> [Supplied records]
┌──

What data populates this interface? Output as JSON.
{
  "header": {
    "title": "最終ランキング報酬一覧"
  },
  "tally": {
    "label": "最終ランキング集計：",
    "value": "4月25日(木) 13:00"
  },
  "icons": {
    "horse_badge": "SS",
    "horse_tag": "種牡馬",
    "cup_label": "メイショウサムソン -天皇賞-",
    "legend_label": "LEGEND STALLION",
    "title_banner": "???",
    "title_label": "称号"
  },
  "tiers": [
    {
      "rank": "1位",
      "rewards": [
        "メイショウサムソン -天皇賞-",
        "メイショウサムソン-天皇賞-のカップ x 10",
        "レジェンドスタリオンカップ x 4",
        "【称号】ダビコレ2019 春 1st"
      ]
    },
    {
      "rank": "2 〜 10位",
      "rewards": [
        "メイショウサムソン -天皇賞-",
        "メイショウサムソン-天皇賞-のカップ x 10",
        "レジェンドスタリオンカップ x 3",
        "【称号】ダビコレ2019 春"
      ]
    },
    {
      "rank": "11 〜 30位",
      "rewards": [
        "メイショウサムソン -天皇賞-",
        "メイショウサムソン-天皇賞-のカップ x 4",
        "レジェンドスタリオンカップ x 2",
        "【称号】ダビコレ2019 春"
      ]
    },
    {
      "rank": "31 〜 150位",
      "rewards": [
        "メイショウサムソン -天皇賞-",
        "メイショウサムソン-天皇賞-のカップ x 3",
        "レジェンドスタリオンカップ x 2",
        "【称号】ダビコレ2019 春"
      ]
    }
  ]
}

└──

Tally the lines in the records above that contain the word "のカップ", and give only that number.

4